(Image region annotations)
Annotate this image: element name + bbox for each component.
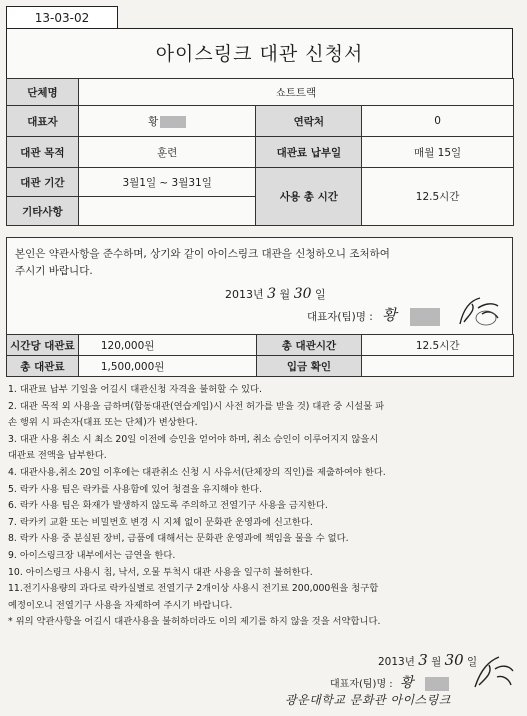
pledge-text: [15, 246, 505, 280]
terms-line: 10. 아이스링크 사용시 침, 낙서, 오물 투척시 대관 사용을 일구히 불허한다.: [8, 566, 313, 578]
pledge-line-1: 본인은 약관사항을 준수하며, 상기와 같이 아이스링크 대관을 신청하오니 조처하여: [15, 248, 390, 260]
total-fee-label: 총 대관료: [7, 356, 79, 377]
rep-sign-name: 황: [382, 306, 397, 324]
terms-line: 3. 대관 사용 취소 시 최소 20일 이전에 승인을 얻어야 하며, 취소 승인이 이루어지지 않을시: [8, 433, 379, 445]
rep-sign-name: 황: [399, 675, 414, 691]
terms-line: 5. 락카 사용 팀은 락카를 사용함에 있어 청결을 유지해야 한다.: [8, 483, 262, 495]
pledge-section: [6, 237, 513, 336]
rep-sign-label: 대표자(팀)명 :: [330, 679, 393, 690]
date-year: 2013년: [378, 656, 415, 668]
terms-line: 4. 대관사용,취소 20일 이후에는 대관취소 신청 시 사유서(단체장의 직인)를 제출하여야 한다.: [8, 466, 386, 478]
organization-name: 광운대학교 문화관 아이스링크: [285, 693, 451, 707]
total-time-label: 사용 총 시간: [256, 168, 362, 226]
table-row: [7, 168, 514, 197]
table-row: [7, 335, 514, 356]
terms-line: * 위의 약관사항을 어길시 대관사용을 불허하더라도 이의 제기를 하지 않을 것을 서약합니다.: [8, 616, 381, 628]
rep-sign-label: 대표자(팀)명 :: [307, 311, 373, 323]
total-time-value: 12.5시간: [362, 168, 514, 226]
contact-label: 연락처: [256, 106, 362, 137]
table-row: [7, 137, 514, 168]
deposit-value: [362, 356, 514, 377]
date-month-handwritten: 3: [267, 286, 277, 302]
terms-line: 11.전기사용량의 과다로 락카실별로 전열기구 2개이상 사용시 전기료 200,000원을 청구합: [8, 583, 379, 595]
total-fee-value: 1,500,000원: [78, 356, 256, 377]
purpose-value: 훈련: [78, 137, 256, 168]
period-value: 3월1일 ~ 3월31일: [78, 168, 256, 197]
representative-value: 황: [148, 115, 159, 128]
pledge-line-2: 주시기 바랍니다.: [15, 265, 93, 277]
date-month-handwritten: 3: [418, 651, 428, 669]
date-month-unit: 월: [279, 288, 291, 301]
date-day-handwritten: 30: [444, 651, 464, 669]
date-day-handwritten: 30: [293, 286, 312, 302]
hourly-fee-label: 시간당 대관료: [7, 335, 79, 356]
signature-1: [402, 296, 502, 328]
contact-value: 0: [434, 115, 441, 127]
total-hours-label: 총 대관시간: [256, 335, 362, 356]
terms-line: 손 행위 시 파손자(대표 또는 단체)가 변상한다.: [8, 417, 198, 429]
team-value: 쇼트트랙: [78, 79, 513, 106]
terms-line: 8. 락카 사용 중 분실된 장비, 금품에 대해서는 문화관 운영과에 책임을 물을 수 없다.: [8, 533, 349, 545]
signature-2: [405, 655, 515, 691]
title-box: [6, 28, 513, 80]
team-label: 단체명: [7, 79, 79, 106]
date-day-unit: 일: [467, 656, 478, 668]
date-day-unit: 일: [315, 288, 326, 301]
terms-list: [8, 382, 513, 631]
terms-line: 7. 락카키 교환 또는 비밀번호 변경 시 지체 없이 문화관 운영과에 신고한다.: [8, 516, 313, 528]
redaction-mask: [160, 116, 186, 128]
pay-date-value: 매월 15일: [362, 137, 514, 168]
terms-line: 2. 대관 목적 외 사용을 금하며(함동대관(연습게임)시 사전 허가를 받을 것) 대관 중 시설물 파: [8, 400, 385, 412]
pledge-date: [225, 286, 326, 302]
etc-value: [78, 197, 256, 226]
terms-line: 6. 락카 사용 팀은 화재가 발생하지 않도록 주의하고 전열기구 사용을 금지한다.: [8, 500, 328, 512]
table-row: [7, 106, 514, 137]
date-year: 2013년: [225, 288, 264, 301]
terms-line: 예정이오니 전열기구 사용을 자제하여 주시기 바랍니다.: [8, 599, 233, 611]
contact-cell: [362, 106, 514, 137]
pay-date-label: 대관료 납부일: [256, 137, 362, 168]
purpose-label: 대관 목적: [7, 137, 79, 168]
form-title: 아이스링크 대관 신청서: [155, 43, 364, 65]
total-hours-value: 12.5시간: [362, 335, 514, 356]
deposit-label: 입금 확인: [256, 356, 362, 377]
terms-line: 대관료 전액을 납부한다.: [8, 450, 107, 462]
application-info-table: [6, 78, 514, 226]
date-month-unit: 월: [431, 656, 442, 668]
etc-label: 기타사항: [7, 197, 79, 226]
terms-line: 1. 대관료 납부 기일을 어길시 대관신청 자격을 불허할 수 있다.: [8, 384, 262, 395]
document-number: 13-03-02: [6, 6, 118, 30]
hourly-fee-value: 120,000원: [78, 335, 256, 356]
fee-table: [6, 334, 514, 377]
period-label: 대관 기간: [7, 168, 79, 197]
table-row: [7, 79, 514, 106]
representative-label: 대표자: [7, 106, 79, 137]
terms-line: 9. 아이스링크장 내부에서는 금연을 한다.: [8, 549, 176, 561]
representative-cell: [78, 106, 256, 137]
table-row: [7, 356, 514, 377]
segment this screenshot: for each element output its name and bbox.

• SET TASK: Rewrite the records above with "bbox" replaced by "bounding box" everywhere and nothing else changed. Leave the pictures out of your answer.

• COMPLETE OUTPUT:
Annotate this image: element name + bounding box for each component.
pledge-text: [15, 246, 505, 280]
terms-line: 10. 아이스링크 사용시 침, 낙서, 오물 투척시 대관 사용을 일구히 불허한다.: [8, 566, 313, 578]
pledge-line-1: 본인은 약관사항을 준수하며, 상기와 같이 아이스링크 대관을 신청하오니 조처하여: [15, 248, 390, 260]
total-fee-label: 총 대관료: [7, 356, 79, 377]
rep-sign-name: 황: [382, 306, 397, 324]
terms-line: 3. 대관 사용 취소 시 최소 20일 이전에 승인을 얻어야 하며, 취소 승인이 이루어지지 않을시: [8, 433, 379, 445]
rep-sign-name: 황: [399, 675, 414, 691]
terms-line: 5. 락카 사용 팀은 락카를 사용함에 있어 청결을 유지해야 한다.: [8, 483, 262, 495]
pledge-section: [6, 237, 513, 336]
rep-sign-label: 대표자(팀)명 :: [330, 679, 393, 690]
date-year: 2013년: [378, 656, 415, 668]
terms-line: 4. 대관사용,취소 20일 이후에는 대관취소 신청 시 사유서(단체장의 직인)를 제출하여야 한다.: [8, 466, 386, 478]
organization-name: 광운대학교 문화관 아이스링크: [285, 693, 451, 707]
total-time-label: 사용 총 시간: [256, 168, 362, 226]
table-row: [7, 168, 514, 197]
table-row: [7, 335, 514, 356]
terms-line: * 위의 약관사항을 어길시 대관사용을 불허하더라도 이의 제기를 하지 않을 것을 서약합니다.: [8, 616, 381, 628]
rep-sign-label: 대표자(팀)명 :: [307, 311, 373, 323]
total-time-value: 12.5시간: [362, 168, 514, 226]
contact-label: 연락처: [256, 106, 362, 137]
table-row: [7, 137, 514, 168]
deposit-value: [362, 356, 514, 377]
date-month-handwritten: 3: [267, 286, 277, 302]
terms-line: 11.전기사용량의 과다로 락카실별로 전열기구 2개이상 사용시 전기료 200,000원을 청구합: [8, 583, 379, 595]
total-fee-value: 1,500,000원: [78, 356, 256, 377]
purpose-value: 훈련: [78, 137, 256, 168]
period-value: 3월1일 ~ 3월31일: [78, 168, 256, 197]
representative-value: 황: [148, 115, 159, 128]
pledge-line-2: 주시기 바랍니다.: [15, 265, 93, 277]
date-month-handwritten: 3: [418, 651, 428, 669]
date-month-unit: 월: [279, 288, 291, 301]
date-day-handwritten: 30: [444, 651, 464, 669]
date-day-handwritten: 30: [293, 286, 312, 302]
hourly-fee-label: 시간당 대관료: [7, 335, 79, 356]
signature-1: [402, 296, 502, 328]
contact-value: 0: [434, 115, 441, 127]
total-hours-label: 총 대관시간: [256, 335, 362, 356]
terms-line: 손 행위 시 파손자(대표 또는 단체)가 변상한다.: [8, 417, 198, 429]
team-value: 쇼트트랙: [78, 79, 513, 106]
terms-line: 8. 락카 사용 중 분실된 장비, 금품에 대해서는 문화관 운영과에 책임을 물을 수 없다.: [8, 533, 349, 545]
signature-2: [405, 655, 515, 691]
title-box: [6, 28, 513, 80]
team-label: 단체명: [7, 79, 79, 106]
date-day-unit: 일: [467, 656, 478, 668]
date-day-unit: 일: [315, 288, 326, 301]
terms-list: [8, 382, 513, 631]
terms-line: 7. 락카키 교환 또는 비밀번호 변경 시 지체 없이 문화관 운영과에 신고한다.: [8, 516, 313, 528]
redaction-mask: [160, 116, 186, 128]
pay-date-value: 매월 15일: [362, 137, 514, 168]
terms-line: 2. 대관 목적 외 사용을 금하며(함동대관(연습게임)시 사전 허가를 받을 것) 대관 중 시설물 파: [8, 400, 385, 412]
pledge-date: [225, 286, 326, 302]
etc-value: [78, 197, 256, 226]
terms-line: 6. 락카 사용 팀은 화재가 발생하지 않도록 주의하고 전열기구 사용을 금지한다.: [8, 500, 328, 512]
table-row: [7, 106, 514, 137]
date-year: 2013년: [225, 288, 264, 301]
terms-line: 예정이오니 전열기구 사용을 자제하여 주시기 바랍니다.: [8, 599, 233, 611]
contact-cell: [362, 106, 514, 137]
pay-date-label: 대관료 납부일: [256, 137, 362, 168]
purpose-label: 대관 목적: [7, 137, 79, 168]
form-title: 아이스링크 대관 신청서: [155, 43, 364, 65]
total-hours-value: 12.5시간: [362, 335, 514, 356]
deposit-label: 입금 확인: [256, 356, 362, 377]
terms-line: 대관료 전액을 납부한다.: [8, 450, 107, 462]
application-info-table: [6, 78, 514, 226]
date-month-unit: 월: [431, 656, 442, 668]
etc-label: 기타사항: [7, 197, 79, 226]
terms-line: 1. 대관료 납부 기일을 어길시 대관신청 자격을 불허할 수 있다.: [8, 384, 262, 395]
document-number: 13-03-02: [6, 6, 118, 30]
hourly-fee-value: 120,000원: [78, 335, 256, 356]
fee-table: [6, 334, 514, 377]
period-label: 대관 기간: [7, 168, 79, 197]
table-row: [7, 79, 514, 106]
representative-label: 대표자: [7, 106, 79, 137]
terms-line: 9. 아이스링크장 내부에서는 금연을 한다.: [8, 549, 176, 561]
representative-cell: [78, 106, 256, 137]
table-row: [7, 356, 514, 377]
segment this screenshot: for each element output its name and bounding box.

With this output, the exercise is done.